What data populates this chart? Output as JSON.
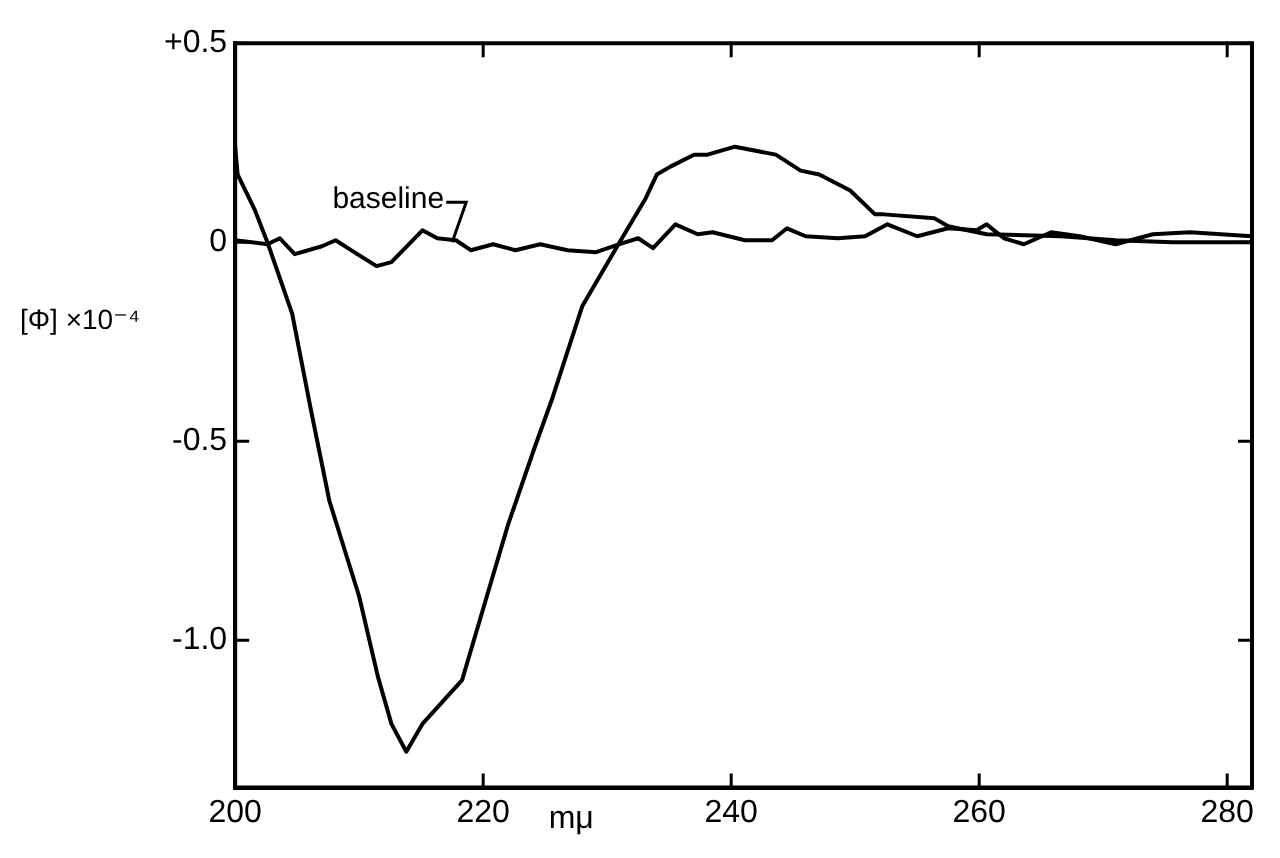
{
  "chart_data": {
    "type": "line",
    "xlabel": "mμ",
    "ylabel": "[Φ] ×10⁻⁴",
    "xlim": [
      200,
      282
    ],
    "xticks": [
      200,
      220,
      240,
      260,
      280
    ],
    "ylim": [
      -1.37,
      0.5
    ],
    "yticks": [
      {
        "value": 0.5,
        "label": "+0.5"
      },
      0,
      {
        "value": -0.5,
        "label": "-0.5"
      },
      {
        "value": -1,
        "label": "-1.0"
      }
    ],
    "grid": false,
    "legend": false,
    "marker": "none",
    "line_style": "solid",
    "annotations": [
      {
        "text": "baseline",
        "x": 217.5,
        "y": 0
      }
    ],
    "series": [
      {
        "color": "#000000",
        "x": [
          200,
          200.2,
          201.6,
          202.6,
          204.6,
          206.1,
          207.6,
          210,
          211.5,
          212.6,
          213.8,
          215.1,
          218.3,
          220.1,
          222,
          224.1,
          225.6,
          228,
          231,
          233.1,
          234,
          235.1,
          237,
          238.1,
          240.3,
          243.6,
          245.6,
          247.1,
          249.6,
          251.6,
          252.3,
          256.4,
          257.5,
          260.6,
          266.6,
          271,
          275.6,
          282
        ],
        "values": [
          0.24,
          0.17,
          0.08,
          0,
          -0.18,
          -0.42,
          -0.65,
          -0.89,
          -1.09,
          -1.21,
          -1.28,
          -1.21,
          -1.1,
          -0.91,
          -0.71,
          -0.52,
          -0.39,
          -0.16,
          0,
          0.11,
          0.17,
          0.19,
          0.22,
          0.22,
          0.24,
          0.22,
          0.18,
          0.17,
          0.13,
          0.07,
          0.07,
          0.06,
          0.04,
          0.02,
          0.015,
          0.005,
          0,
          0
        ]
      },
      {
        "color": "#000000",
        "x": [
          200,
          202.6,
          203.6,
          204.8,
          207,
          208.1,
          209.6,
          211.4,
          212.6,
          215.1,
          216.3,
          217.8,
          219,
          220.8,
          222.6,
          224.6,
          226.8,
          229.1,
          231,
          232.5,
          233.7,
          235.5,
          237.3,
          238.5,
          241.1,
          243.3,
          244.5,
          246,
          248.6,
          250.8,
          252.6,
          255,
          257.5,
          259.8,
          260.6,
          262,
          263.6,
          265.8,
          268.1,
          271,
          274,
          277,
          282
        ],
        "values": [
          0.005,
          -0.005,
          0.01,
          -0.03,
          -0.01,
          0.005,
          -0.025,
          -0.06,
          -0.05,
          0.03,
          0.01,
          0.005,
          -0.02,
          -0.005,
          -0.02,
          -0.005,
          -0.02,
          -0.025,
          -0.005,
          0.01,
          -0.015,
          0.045,
          0.02,
          0.025,
          0.005,
          0.005,
          0.035,
          0.015,
          0.01,
          0.015,
          0.045,
          0.015,
          0.035,
          0.03,
          0.045,
          0.01,
          -0.005,
          0.025,
          0.015,
          -0.005,
          0.02,
          0.025,
          0.015
        ]
      }
    ]
  }
}
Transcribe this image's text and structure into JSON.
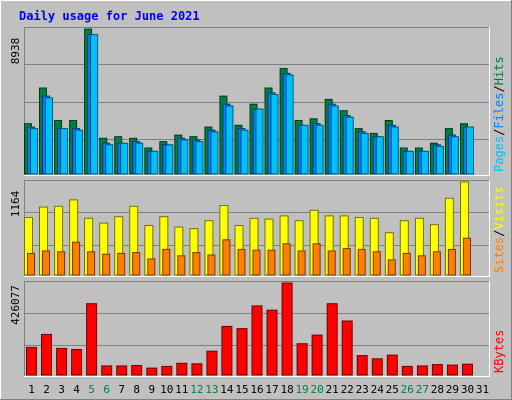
{
  "chart_data": {
    "type": "bar",
    "title": "Daily usage for June 2021",
    "colors": {
      "background": "#c0c0c0",
      "title": "#0000ff",
      "hits": "#008040",
      "files": "#0080ff",
      "pages": "#00c0ff",
      "visits": "#ffff00",
      "sites": "#ff8000",
      "kbytes": "#ff0000",
      "weekend_label": "#008040",
      "weekday_label": "#000000",
      "gridline": "#808080"
    },
    "days": [
      "1",
      "2",
      "3",
      "4",
      "5",
      "6",
      "7",
      "8",
      "9",
      "10",
      "11",
      "12",
      "13",
      "14",
      "15",
      "16",
      "17",
      "18",
      "19",
      "20",
      "21",
      "22",
      "23",
      "24",
      "25",
      "26",
      "27",
      "28",
      "29",
      "30",
      "31"
    ],
    "weekend_days": [
      "5",
      "6",
      "12",
      "13",
      "19",
      "20",
      "26",
      "27"
    ],
    "panels": [
      {
        "id": "hits-files-pages",
        "ymax_label": "8938",
        "ymax": 8938,
        "legend": [
          {
            "text": "Pages",
            "color": "#00c0ff"
          },
          {
            "text": "/",
            "color": "#000000"
          },
          {
            "text": "Files",
            "color": "#0080ff"
          },
          {
            "text": "/",
            "color": "#000000"
          },
          {
            "text": "Hits",
            "color": "#008040"
          }
        ],
        "series": [
          {
            "name": "Hits",
            "values": [
              3100,
              5300,
              3300,
              3300,
              8938,
              2200,
              2300,
              2200,
              1600,
              2000,
              2400,
              2300,
              2900,
              4800,
              3000,
              4300,
              5300,
              6500,
              3300,
              3400,
              4600,
              3900,
              2800,
              2500,
              3300,
              1600,
              1600,
              1900,
              2800,
              3100,
              0
            ]
          },
          {
            "name": "Files",
            "values": [
              2900,
              4800,
              2800,
              2800,
              8600,
              1900,
              1900,
              2000,
              1400,
              1800,
              2200,
              2100,
              2700,
              4300,
              2800,
              4000,
              5000,
              6200,
              3000,
              3100,
              4300,
              3600,
              2600,
              2300,
              3000,
              1400,
              1400,
              1800,
              2400,
              2900,
              0
            ]
          },
          {
            "name": "Pages",
            "values": [
              2800,
              4700,
              2800,
              2700,
              8600,
              1800,
              1900,
              1900,
              1400,
              1800,
              2100,
              2000,
              2600,
              4200,
              2700,
              4000,
              4900,
              6100,
              3000,
              3000,
              4200,
              3500,
              2500,
              2300,
              2900,
              1400,
              1400,
              1700,
              2300,
              2900,
              0
            ]
          }
        ]
      },
      {
        "id": "visits-sites",
        "ymax_label": "1164",
        "ymax": 1164,
        "legend": [
          {
            "text": "Sites",
            "color": "#ff8000"
          },
          {
            "text": "/",
            "color": "#000000"
          },
          {
            "text": "Visits",
            "color": "#ffff00"
          }
        ],
        "series": [
          {
            "name": "Visits",
            "values": [
              720,
              850,
              860,
              940,
              710,
              650,
              730,
              860,
              620,
              730,
              600,
              580,
              680,
              870,
              620,
              710,
              700,
              740,
              680,
              810,
              740,
              740,
              720,
              710,
              530,
              680,
              710,
              630,
              960,
              1164,
              0
            ]
          },
          {
            "name": "Sites",
            "values": [
              270,
              300,
              290,
              410,
              290,
              260,
              270,
              280,
              200,
              320,
              240,
              280,
              250,
              440,
              320,
              310,
              310,
              390,
              300,
              390,
              300,
              330,
              320,
              290,
              190,
              270,
              240,
              290,
              320,
              460,
              0
            ]
          }
        ]
      },
      {
        "id": "kbytes",
        "ymax_label": "426077",
        "ymax": 426077,
        "legend": [
          {
            "text": "KBytes",
            "color": "#ff0000"
          }
        ],
        "series": [
          {
            "name": "KBytes",
            "values": [
              128000,
              188000,
              123000,
              118000,
              330000,
              42000,
              42000,
              44000,
              32000,
              40000,
              54000,
              52000,
              110000,
              225000,
              215000,
              320000,
              300000,
              426077,
              145000,
              185000,
              330000,
              250000,
              90000,
              75000,
              92000,
              40000,
              42000,
              48000,
              46000,
              50000,
              0
            ]
          }
        ]
      }
    ]
  }
}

+ + + + + + +

§ **Challenge**
Without including any pictures, print each record exactly.

§ **Written answer**
What data populates this chart? Output as JSON.
{
  "chart_data": {
    "type": "line",
    "xlabel": "mμ",
    "ylabel": "[Φ] ×10⁻⁴",
    "xlim": [
      200,
      282
    ],
    "xticks": [
      200,
      220,
      240,
      260,
      280
    ],
    "ylim": [
      -1.37,
      0.5
    ],
    "yticks": [
      {
        "value": 0.5,
        "label": "+0.5"
      },
      0,
      {
        "value": -0.5,
        "label": "-0.5"
      },
      {
        "value": -1,
        "label": "-1.0"
      }
    ],
    "grid": false,
    "legend": false,
    "marker": "none",
    "line_style": "solid",
    "annotations": [
      {
        "text": "baseline",
        "x": 217.5,
        "y": 0
      }
    ],
    "series": [
      {
        "color": "#000000",
        "x": [
          200,
          200.2,
          201.6,
          202.6,
          204.6,
          206.1,
          207.6,
          210,
          211.5,
          212.6,
          213.8,
          215.1,
          218.3,
          220.1,
          222,
          224.1,
          225.6,
          228,
          231,
          233.1,
          234,
          235.1,
          237,
          238.1,
          240.3,
          243.6,
          245.6,
          247.1,
          249.6,
          251.6,
          252.3,
          256.4,
          257.5,
          260.6,
          266.6,
          271,
          275.6,
          282
        ],
        "values": [
          0.24,
          0.17,
          0.08,
          0,
          -0.18,
          -0.42,
          -0.65,
          -0.89,
          -1.09,
          -1.21,
          -1.28,
          -1.21,
          -1.1,
          -0.91,
          -0.71,
          -0.52,
          -0.39,
          -0.16,
          0,
          0.11,
          0.17,
          0.19,
          0.22,
          0.22,
          0.24,
          0.22,
          0.18,
          0.17,
          0.13,
          0.07,
          0.07,
          0.06,
          0.04,
          0.02,
          0.015,
          0.005,
          0,
          0
        ]
      },
      {
        "color": "#000000",
        "x": [
          200,
          202.6,
          203.6,
          204.8,
          207,
          208.1,
          209.6,
          211.4,
          212.6,
          215.1,
          216.3,
          217.8,
          219,
          220.8,
          222.6,
          224.6,
          226.8,
          229.1,
          231,
          232.5,
          233.7,
          235.5,
          237.3,
          238.5,
          241.1,
          243.3,
          244.5,
          246,
          248.6,
          250.8,
          252.6,
          255,
          257.5,
          259.8,
          260.6,
          262,
          263.6,
          265.8,
          268.1,
          271,
          274,
          277,
          282
        ],
        "values": [
          0.005,
          -0.005,
          0.01,
          -0.03,
          -0.01,
          0.005,
          -0.025,
          -0.06,
          -0.05,
          0.03,
          0.01,
          0.005,
          -0.02,
          -0.005,
          -0.02,
          -0.005,
          -0.02,
          -0.025,
          -0.005,
          0.01,
          -0.015,
          0.045,
          0.02,
          0.025,
          0.005,
          0.005,
          0.035,
          0.015,
          0.01,
          0.015,
          0.045,
          0.015,
          0.035,
          0.03,
          0.045,
          0.01,
          -0.005,
          0.025,
          0.015,
          -0.005,
          0.02,
          0.025,
          0.015
        ]
      }
    ]
  }
}
Transcribe this image's text and structure into JSON.
{
  "chart_data": {
    "type": "bar",
    "title": "Daily usage for June 2021",
    "colors": {
      "background": "#c0c0c0",
      "title": "#0000ff",
      "hits": "#008040",
      "files": "#0080ff",
      "pages": "#00c0ff",
      "visits": "#ffff00",
      "sites": "#ff8000",
      "kbytes": "#ff0000",
      "weekend_label": "#008040",
      "weekday_label": "#000000",
      "gridline": "#808080"
    },
    "days": [
      "1",
      "2",
      "3",
      "4",
      "5",
      "6",
      "7",
      "8",
      "9",
      "10",
      "11",
      "12",
      "13",
      "14",
      "15",
      "16",
      "17",
      "18",
      "19",
      "20",
      "21",
      "22",
      "23",
      "24",
      "25",
      "26",
      "27",
      "28",
      "29",
      "30",
      "31"
    ],
    "weekend_days": [
      "5",
      "6",
      "12",
      "13",
      "19",
      "20",
      "26",
      "27"
    ],
    "panels": [
      {
        "id": "hits-files-pages",
        "ymax_label": "8938",
        "ymax": 8938,
        "legend": [
          {
            "text": "Pages",
            "color": "#00c0ff"
          },
          {
            "text": "/",
            "color": "#000000"
          },
          {
            "text": "Files",
            "color": "#0080ff"
          },
          {
            "text": "/",
            "color": "#000000"
          },
          {
            "text": "Hits",
            "color": "#008040"
          }
        ],
        "series": [
          {
            "name": "Hits",
            "values": [
              3100,
              5300,
              3300,
              3300,
              8938,
              2200,
              2300,
              2200,
              1600,
              2000,
              2400,
              2300,
              2900,
              4800,
              3000,
              4300,
              5300,
              6500,
              3300,
              3400,
              4600,
              3900,
              2800,
              2500,
              3300,
              1600,
              1600,
              1900,
              2800,
              3100,
              0
            ]
          },
          {
            "name": "Files",
            "values": [
              2900,
              4800,
              2800,
              2800,
              8600,
              1900,
              1900,
              2000,
              1400,
              1800,
              2200,
              2100,
              2700,
              4300,
              2800,
              4000,
              5000,
              6200,
              3000,
              3100,
              4300,
              3600,
              2600,
              2300,
              3000,
              1400,
              1400,
              1800,
              2400,
              2900,
              0
            ]
          },
          {
            "name": "Pages",
            "values": [
              2800,
              4700,
              2800,
              2700,
              8600,
              1800,
              1900,
              1900,
              1400,
              1800,
              2100,
              2000,
              2600,
              4200,
              2700,
              4000,
              4900,
              6100,
              3000,
              3000,
              4200,
              3500,
              2500,
              2300,
              2900,
              1400,
              1400,
              1700,
              2300,
              2900,
              0
            ]
          }
        ]
      },
      {
        "id": "visits-sites",
        "ymax_label": "1164",
        "ymax": 1164,
        "legend": [
          {
            "text": "Sites",
            "color": "#ff8000"
          },
          {
            "text": "/",
            "color": "#000000"
          },
          {
            "text": "Visits",
            "color": "#ffff00"
          }
        ],
        "series": [
          {
            "name": "Visits",
            "values": [
              720,
              850,
              860,
              940,
              710,
              650,
              730,
              860,
              620,
              730,
              600,
              580,
              680,
              870,
              620,
              710,
              700,
              740,
              680,
              810,
              740,
              740,
              720,
              710,
              530,
              680,
              710,
              630,
              960,
              1164,
              0
            ]
          },
          {
            "name": "Sites",
            "values": [
              270,
              300,
              290,
              410,
              290,
              260,
              270,
              280,
              200,
              320,
              240,
              280,
              250,
              440,
              320,
              310,
              310,
              390,
              300,
              390,
              300,
              330,
              320,
              290,
              190,
              270,
              240,
              290,
              320,
              460,
              0
            ]
          }
        ]
      },
      {
        "id": "kbytes",
        "ymax_label": "426077",
        "ymax": 426077,
        "legend": [
          {
            "text": "KBytes",
            "color": "#ff0000"
          }
        ],
        "series": [
          {
            "name": "KBytes",
            "values": [
              128000,
              188000,
              123000,
              118000,
              330000,
              42000,
              42000,
              44000,
              32000,
              40000,
              54000,
              52000,
              110000,
              225000,
              215000,
              320000,
              300000,
              426077,
              145000,
              185000,
              330000,
              250000,
              90000,
              75000,
              92000,
              40000,
              42000,
              48000,
              46000,
              50000,
              0
            ]
          }
        ]
      }
    ]
  }
}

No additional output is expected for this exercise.